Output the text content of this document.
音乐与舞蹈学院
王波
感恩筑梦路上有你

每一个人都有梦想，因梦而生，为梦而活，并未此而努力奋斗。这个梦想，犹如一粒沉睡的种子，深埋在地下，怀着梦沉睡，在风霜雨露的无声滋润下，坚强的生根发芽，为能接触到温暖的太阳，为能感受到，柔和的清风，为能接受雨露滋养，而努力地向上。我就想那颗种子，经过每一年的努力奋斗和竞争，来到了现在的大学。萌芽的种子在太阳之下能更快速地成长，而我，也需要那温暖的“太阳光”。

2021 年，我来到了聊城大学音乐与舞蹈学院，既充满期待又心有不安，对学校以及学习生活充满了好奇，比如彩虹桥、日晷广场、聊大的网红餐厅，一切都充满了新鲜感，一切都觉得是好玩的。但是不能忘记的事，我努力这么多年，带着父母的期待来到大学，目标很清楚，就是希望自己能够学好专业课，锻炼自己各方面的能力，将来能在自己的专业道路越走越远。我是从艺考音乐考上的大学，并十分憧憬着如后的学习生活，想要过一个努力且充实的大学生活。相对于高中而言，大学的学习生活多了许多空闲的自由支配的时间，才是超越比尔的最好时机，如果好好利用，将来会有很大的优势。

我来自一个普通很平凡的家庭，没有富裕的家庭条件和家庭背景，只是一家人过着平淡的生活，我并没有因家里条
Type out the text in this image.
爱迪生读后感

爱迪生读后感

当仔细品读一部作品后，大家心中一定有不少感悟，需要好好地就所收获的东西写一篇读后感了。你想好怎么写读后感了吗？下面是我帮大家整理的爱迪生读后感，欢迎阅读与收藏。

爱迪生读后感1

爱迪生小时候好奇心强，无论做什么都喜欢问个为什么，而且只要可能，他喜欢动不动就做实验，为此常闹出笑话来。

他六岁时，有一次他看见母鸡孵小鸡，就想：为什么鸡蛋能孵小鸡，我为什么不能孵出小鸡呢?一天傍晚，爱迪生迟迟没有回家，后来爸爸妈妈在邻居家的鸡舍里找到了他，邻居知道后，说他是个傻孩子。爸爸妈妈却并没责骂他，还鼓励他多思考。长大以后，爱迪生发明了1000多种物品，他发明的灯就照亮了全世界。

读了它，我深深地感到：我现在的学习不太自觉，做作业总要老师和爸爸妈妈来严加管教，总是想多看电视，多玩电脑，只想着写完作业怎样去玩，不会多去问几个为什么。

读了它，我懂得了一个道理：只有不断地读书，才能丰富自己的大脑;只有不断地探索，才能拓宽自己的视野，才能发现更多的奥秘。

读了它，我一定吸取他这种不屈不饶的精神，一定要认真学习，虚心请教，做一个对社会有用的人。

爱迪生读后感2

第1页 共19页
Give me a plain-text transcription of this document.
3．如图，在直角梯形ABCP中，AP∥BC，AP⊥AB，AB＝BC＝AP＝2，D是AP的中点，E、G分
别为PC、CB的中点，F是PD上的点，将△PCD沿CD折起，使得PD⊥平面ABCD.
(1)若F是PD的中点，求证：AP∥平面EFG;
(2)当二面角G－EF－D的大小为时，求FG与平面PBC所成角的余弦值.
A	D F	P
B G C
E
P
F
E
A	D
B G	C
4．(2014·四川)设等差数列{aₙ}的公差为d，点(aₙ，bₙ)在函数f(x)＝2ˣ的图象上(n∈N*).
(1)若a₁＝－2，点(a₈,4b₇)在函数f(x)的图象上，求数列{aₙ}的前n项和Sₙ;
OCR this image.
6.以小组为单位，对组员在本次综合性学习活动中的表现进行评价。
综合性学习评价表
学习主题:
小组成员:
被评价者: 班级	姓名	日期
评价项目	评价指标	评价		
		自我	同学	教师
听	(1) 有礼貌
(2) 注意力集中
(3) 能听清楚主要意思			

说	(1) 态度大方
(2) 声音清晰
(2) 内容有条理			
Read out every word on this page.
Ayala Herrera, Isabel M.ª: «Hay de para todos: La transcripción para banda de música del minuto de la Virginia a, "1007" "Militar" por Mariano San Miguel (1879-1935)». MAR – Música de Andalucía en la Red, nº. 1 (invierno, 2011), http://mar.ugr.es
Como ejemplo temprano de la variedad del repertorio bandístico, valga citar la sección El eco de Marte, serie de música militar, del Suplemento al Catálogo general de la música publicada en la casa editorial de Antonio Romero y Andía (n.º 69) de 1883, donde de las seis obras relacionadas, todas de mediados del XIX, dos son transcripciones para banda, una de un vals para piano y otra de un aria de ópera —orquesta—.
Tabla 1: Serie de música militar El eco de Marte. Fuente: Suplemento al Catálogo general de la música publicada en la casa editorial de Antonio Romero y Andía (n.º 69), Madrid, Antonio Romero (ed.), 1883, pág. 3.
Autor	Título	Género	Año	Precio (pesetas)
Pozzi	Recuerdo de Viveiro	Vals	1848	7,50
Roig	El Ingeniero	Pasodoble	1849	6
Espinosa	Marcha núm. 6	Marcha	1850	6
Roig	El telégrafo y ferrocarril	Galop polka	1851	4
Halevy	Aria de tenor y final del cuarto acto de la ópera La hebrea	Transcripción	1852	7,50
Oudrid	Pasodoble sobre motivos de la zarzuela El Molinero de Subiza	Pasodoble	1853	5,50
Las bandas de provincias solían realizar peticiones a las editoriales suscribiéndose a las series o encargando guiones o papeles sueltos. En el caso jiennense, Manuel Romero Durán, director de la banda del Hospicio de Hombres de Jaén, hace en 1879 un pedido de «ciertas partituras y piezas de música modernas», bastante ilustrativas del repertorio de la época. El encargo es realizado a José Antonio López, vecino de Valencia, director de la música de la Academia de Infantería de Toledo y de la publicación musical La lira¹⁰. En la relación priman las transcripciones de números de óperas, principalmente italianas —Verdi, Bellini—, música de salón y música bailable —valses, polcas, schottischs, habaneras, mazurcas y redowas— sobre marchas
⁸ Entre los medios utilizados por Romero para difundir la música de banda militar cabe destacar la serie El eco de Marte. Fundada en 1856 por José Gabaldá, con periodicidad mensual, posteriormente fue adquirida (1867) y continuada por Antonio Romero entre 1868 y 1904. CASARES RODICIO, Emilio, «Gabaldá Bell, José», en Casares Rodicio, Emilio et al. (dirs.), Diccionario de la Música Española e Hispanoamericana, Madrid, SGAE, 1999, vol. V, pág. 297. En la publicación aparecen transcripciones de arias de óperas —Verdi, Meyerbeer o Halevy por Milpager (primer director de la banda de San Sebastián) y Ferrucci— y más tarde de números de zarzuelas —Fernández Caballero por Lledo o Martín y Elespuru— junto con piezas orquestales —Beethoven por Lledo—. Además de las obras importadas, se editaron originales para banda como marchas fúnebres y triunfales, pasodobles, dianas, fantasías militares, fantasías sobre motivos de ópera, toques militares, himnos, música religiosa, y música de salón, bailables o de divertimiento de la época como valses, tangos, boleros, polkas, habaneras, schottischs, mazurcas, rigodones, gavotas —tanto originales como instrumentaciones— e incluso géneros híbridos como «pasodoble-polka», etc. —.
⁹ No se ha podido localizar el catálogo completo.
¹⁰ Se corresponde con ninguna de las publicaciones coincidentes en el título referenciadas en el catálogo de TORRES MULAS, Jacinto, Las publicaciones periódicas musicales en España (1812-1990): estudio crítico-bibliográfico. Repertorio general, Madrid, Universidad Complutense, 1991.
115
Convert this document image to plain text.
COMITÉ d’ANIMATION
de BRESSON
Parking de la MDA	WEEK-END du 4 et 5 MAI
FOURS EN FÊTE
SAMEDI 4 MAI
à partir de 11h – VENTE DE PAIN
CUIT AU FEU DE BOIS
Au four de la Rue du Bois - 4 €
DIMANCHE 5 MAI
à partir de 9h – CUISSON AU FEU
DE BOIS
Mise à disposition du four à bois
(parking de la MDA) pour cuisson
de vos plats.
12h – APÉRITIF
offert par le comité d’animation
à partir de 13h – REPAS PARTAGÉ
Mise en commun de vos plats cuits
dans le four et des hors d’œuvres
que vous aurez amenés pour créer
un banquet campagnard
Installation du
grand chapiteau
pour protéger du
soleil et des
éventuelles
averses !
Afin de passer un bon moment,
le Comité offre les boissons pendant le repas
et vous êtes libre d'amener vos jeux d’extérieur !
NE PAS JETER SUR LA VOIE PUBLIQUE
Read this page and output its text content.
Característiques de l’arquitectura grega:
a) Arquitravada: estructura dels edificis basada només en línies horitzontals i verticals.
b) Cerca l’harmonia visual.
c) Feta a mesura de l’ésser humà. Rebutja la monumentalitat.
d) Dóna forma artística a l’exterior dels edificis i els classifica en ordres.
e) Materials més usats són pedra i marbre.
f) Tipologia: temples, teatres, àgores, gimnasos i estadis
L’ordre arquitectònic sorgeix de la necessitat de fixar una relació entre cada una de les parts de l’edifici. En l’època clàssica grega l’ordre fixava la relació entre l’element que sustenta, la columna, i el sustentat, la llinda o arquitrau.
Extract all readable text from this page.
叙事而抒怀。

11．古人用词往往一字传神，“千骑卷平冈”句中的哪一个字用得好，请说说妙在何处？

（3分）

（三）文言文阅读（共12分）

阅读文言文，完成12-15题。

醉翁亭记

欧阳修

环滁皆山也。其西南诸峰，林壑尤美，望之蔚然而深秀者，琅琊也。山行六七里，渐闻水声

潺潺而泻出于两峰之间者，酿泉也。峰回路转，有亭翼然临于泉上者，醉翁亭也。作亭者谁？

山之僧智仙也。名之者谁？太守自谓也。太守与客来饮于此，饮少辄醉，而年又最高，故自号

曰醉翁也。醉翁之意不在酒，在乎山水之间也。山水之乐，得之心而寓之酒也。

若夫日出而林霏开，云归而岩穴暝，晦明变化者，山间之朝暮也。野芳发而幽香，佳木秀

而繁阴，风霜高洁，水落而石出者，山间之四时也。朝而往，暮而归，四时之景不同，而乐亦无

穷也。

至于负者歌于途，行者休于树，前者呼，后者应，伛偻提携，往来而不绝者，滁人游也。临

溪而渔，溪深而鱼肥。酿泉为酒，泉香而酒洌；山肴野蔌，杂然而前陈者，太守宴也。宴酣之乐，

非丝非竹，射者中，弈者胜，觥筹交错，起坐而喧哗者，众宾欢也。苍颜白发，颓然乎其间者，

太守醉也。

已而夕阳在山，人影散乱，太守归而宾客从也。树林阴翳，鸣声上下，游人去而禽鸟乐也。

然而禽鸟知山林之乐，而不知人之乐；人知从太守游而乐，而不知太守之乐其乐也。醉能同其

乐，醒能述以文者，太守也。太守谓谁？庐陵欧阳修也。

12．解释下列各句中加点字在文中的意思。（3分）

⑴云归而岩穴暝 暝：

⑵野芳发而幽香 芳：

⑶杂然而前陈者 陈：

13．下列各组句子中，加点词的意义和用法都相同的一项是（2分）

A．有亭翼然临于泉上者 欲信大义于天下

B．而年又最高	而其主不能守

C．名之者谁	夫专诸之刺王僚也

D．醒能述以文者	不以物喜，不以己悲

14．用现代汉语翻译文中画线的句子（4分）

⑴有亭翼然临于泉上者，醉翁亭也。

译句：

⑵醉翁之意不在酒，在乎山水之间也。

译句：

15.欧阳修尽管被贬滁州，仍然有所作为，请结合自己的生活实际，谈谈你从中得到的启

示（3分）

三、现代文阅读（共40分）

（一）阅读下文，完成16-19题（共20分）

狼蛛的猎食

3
# # # #
▶ **Problem to work on**:
In the entries above, identify every line with the word "Mise". Copy those lines.

▶ **Written answer**:
Mise à disposition du four à bois
Mise en commun de vos plats cuits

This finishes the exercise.